(Data items)
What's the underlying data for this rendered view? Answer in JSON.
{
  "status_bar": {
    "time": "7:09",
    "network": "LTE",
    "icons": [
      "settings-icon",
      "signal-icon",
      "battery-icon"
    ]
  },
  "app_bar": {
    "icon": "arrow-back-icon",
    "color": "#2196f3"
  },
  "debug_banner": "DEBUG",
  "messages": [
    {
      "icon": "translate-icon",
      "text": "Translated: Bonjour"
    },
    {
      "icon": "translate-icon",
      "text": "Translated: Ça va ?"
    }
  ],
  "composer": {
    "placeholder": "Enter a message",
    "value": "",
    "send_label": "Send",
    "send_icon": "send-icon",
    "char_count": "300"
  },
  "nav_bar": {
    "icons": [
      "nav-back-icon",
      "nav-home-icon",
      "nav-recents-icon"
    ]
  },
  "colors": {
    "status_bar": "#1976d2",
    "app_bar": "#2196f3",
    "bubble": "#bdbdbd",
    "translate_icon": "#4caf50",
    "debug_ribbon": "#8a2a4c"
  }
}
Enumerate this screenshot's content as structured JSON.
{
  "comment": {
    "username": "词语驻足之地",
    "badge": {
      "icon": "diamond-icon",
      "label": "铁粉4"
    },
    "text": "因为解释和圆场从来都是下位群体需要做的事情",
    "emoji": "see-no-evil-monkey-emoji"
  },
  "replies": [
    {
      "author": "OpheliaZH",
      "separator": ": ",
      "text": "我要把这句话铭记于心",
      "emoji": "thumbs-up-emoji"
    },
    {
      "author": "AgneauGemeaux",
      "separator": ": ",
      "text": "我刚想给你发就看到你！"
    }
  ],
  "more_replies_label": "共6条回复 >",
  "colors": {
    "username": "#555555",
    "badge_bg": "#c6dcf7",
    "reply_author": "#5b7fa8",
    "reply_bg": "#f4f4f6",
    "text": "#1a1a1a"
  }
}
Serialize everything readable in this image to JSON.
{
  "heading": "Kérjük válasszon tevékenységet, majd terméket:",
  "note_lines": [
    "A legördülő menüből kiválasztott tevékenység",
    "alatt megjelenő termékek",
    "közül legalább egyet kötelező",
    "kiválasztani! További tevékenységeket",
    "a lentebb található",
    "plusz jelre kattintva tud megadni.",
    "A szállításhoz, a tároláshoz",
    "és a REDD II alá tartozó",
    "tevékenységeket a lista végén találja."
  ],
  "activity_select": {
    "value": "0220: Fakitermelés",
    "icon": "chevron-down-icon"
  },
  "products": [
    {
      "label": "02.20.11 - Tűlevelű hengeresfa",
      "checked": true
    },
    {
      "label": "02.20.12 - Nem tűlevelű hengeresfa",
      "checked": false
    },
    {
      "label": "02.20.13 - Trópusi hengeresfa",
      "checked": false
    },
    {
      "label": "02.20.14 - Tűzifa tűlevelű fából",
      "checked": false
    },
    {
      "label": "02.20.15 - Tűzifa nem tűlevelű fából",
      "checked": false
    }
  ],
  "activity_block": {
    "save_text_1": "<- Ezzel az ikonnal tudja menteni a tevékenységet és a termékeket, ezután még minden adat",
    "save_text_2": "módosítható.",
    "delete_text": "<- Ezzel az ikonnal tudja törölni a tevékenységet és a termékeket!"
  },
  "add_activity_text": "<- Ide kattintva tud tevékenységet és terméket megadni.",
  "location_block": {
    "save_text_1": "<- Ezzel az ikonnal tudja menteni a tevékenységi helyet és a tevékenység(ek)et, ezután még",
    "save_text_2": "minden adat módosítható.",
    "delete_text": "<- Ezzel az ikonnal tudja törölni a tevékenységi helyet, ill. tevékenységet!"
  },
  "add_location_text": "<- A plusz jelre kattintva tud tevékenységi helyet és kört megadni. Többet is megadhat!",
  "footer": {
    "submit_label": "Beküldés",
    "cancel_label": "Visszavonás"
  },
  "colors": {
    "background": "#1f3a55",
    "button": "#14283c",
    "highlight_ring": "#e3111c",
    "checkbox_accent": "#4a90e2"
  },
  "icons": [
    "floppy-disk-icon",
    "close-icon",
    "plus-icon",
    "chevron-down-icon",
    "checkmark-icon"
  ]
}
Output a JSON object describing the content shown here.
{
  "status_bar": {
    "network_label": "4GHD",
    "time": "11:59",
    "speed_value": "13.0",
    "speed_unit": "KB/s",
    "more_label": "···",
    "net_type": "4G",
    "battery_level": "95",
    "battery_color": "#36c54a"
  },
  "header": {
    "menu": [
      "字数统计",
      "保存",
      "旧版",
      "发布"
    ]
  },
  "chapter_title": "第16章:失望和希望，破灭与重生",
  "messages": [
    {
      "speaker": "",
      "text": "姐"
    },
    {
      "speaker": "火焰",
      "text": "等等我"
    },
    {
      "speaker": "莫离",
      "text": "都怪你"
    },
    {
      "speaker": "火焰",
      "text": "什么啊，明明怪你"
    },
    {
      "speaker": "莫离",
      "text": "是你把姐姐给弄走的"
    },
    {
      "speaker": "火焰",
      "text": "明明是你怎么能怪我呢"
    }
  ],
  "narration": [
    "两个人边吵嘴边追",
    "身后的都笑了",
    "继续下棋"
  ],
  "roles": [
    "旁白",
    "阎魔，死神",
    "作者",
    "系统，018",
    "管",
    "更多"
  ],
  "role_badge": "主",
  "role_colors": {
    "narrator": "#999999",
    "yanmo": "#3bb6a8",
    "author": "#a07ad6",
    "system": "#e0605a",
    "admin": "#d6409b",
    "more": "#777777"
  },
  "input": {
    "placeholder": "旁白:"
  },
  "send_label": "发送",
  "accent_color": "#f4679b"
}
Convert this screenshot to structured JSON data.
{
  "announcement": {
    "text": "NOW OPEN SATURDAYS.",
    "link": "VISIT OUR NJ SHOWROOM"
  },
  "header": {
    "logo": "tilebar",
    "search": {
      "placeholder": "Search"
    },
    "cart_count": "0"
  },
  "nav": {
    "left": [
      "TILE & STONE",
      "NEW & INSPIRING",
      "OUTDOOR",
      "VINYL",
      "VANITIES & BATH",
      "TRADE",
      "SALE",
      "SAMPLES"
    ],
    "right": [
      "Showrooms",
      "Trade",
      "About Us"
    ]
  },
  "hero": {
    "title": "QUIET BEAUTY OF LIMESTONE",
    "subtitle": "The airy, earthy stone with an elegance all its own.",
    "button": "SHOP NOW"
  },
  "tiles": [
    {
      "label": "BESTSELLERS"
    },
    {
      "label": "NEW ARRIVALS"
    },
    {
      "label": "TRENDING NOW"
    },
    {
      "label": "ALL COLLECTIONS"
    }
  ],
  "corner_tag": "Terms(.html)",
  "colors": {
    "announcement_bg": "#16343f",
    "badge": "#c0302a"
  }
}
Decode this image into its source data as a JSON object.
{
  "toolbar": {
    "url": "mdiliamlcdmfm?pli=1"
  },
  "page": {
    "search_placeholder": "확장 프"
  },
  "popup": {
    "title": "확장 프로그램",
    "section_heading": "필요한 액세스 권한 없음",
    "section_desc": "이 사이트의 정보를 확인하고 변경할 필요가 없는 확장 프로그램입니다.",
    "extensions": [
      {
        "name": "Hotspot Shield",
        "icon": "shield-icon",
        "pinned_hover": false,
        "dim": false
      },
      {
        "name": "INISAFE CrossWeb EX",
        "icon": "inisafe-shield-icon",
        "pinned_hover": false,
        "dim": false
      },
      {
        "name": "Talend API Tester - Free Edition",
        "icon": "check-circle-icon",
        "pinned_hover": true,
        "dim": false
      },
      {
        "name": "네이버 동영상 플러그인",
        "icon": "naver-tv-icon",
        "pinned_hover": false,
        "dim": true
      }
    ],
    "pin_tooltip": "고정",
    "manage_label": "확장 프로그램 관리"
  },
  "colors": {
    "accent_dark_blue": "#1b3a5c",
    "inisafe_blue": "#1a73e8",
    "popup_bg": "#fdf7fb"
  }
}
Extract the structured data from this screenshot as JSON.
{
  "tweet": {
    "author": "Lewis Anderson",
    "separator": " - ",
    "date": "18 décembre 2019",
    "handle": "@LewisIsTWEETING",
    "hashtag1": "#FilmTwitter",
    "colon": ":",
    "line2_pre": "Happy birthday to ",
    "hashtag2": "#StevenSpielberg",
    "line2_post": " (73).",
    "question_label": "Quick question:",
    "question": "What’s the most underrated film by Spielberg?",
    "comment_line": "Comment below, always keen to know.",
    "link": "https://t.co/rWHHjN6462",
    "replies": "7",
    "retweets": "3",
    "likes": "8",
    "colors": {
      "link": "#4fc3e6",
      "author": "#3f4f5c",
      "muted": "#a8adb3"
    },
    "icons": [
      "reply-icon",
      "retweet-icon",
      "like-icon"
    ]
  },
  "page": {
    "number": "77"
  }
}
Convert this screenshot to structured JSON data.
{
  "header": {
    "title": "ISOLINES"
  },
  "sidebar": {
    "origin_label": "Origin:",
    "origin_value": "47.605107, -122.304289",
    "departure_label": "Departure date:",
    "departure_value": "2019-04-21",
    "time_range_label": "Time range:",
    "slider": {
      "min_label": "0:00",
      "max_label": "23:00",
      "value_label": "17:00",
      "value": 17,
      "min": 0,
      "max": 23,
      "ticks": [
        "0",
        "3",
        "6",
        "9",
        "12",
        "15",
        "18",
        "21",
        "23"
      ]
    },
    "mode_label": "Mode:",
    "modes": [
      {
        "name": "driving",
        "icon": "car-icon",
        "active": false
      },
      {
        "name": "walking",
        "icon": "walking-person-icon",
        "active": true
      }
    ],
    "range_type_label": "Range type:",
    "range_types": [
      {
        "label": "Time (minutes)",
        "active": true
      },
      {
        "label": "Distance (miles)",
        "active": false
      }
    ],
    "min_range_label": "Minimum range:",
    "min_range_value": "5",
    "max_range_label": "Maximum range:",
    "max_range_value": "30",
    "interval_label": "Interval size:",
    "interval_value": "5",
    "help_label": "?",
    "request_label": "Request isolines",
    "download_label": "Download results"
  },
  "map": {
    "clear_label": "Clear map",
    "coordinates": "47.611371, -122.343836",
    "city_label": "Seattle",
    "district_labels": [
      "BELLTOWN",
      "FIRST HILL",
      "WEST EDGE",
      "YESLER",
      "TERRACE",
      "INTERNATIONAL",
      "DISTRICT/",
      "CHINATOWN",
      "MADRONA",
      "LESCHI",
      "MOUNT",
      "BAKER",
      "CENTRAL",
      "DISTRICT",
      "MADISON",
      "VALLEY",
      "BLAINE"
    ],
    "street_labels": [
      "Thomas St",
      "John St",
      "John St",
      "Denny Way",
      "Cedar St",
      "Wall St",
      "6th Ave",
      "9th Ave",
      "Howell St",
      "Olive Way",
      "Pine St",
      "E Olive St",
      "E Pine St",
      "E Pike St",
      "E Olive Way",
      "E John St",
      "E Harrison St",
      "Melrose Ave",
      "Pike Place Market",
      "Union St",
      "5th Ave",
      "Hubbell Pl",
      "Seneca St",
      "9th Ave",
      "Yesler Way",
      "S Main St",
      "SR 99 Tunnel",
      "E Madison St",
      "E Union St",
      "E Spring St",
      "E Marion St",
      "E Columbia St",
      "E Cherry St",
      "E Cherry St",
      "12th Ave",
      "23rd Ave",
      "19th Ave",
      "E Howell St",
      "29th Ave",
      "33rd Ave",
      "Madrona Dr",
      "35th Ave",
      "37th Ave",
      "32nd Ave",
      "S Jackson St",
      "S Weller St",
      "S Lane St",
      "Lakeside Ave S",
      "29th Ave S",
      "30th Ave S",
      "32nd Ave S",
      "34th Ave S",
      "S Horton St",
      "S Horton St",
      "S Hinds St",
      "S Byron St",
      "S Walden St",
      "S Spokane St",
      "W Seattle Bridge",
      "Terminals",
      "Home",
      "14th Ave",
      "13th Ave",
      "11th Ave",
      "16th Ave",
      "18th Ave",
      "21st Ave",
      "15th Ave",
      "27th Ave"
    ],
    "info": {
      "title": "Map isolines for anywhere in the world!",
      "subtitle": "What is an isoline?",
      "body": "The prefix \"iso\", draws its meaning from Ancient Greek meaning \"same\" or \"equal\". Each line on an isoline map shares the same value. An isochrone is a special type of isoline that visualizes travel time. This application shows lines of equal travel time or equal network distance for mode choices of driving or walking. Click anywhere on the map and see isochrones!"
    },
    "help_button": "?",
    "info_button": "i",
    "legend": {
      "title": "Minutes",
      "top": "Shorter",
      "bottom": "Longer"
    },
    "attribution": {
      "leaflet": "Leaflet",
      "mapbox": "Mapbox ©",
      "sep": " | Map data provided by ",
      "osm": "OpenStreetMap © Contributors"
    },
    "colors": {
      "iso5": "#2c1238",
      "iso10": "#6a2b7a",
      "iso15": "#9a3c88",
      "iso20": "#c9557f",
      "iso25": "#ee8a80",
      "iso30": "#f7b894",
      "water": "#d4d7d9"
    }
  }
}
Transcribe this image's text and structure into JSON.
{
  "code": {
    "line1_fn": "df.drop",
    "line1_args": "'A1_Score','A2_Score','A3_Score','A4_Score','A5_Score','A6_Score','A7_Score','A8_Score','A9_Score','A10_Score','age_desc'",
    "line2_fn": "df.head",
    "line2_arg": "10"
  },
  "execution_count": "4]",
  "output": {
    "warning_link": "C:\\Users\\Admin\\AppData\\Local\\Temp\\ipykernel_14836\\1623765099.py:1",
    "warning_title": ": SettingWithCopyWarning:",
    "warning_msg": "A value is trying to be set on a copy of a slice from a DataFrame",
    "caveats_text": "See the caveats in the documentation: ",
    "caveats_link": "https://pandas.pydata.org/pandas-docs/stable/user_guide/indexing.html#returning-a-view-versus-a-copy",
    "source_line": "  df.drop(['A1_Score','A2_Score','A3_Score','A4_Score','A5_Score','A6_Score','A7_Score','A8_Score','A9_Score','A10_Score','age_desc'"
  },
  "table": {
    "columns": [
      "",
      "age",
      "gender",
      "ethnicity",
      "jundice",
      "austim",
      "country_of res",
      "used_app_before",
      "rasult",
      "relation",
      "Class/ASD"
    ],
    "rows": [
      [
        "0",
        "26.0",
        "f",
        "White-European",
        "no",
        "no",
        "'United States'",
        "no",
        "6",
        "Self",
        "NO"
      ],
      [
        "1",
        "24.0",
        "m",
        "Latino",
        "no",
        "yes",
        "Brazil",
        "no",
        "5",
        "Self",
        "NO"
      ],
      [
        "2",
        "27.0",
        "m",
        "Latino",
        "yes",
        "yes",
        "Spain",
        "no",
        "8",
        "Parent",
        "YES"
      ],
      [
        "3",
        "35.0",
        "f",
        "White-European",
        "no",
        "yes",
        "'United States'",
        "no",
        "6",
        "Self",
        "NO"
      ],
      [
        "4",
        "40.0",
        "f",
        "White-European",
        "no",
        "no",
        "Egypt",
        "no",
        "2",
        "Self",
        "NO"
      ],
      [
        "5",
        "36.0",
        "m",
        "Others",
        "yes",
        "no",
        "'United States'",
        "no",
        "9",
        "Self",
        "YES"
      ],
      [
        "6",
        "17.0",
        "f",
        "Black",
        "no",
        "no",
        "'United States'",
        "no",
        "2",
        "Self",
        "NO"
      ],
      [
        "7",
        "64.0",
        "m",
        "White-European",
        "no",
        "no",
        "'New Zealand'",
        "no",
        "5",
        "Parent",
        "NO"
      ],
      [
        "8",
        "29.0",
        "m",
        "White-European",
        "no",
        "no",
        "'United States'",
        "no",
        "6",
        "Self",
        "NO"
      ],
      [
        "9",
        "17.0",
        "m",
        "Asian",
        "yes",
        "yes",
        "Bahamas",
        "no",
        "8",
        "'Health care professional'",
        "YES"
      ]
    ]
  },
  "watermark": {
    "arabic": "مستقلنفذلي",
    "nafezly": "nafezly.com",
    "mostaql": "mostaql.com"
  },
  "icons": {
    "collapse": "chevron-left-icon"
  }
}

What needs to be done =
Show all lines in the entries above where the string "question" appears.

The completed task =
    "question_label": "Quick question:",
    "question": "What’s the most underrated film by Spielberg?",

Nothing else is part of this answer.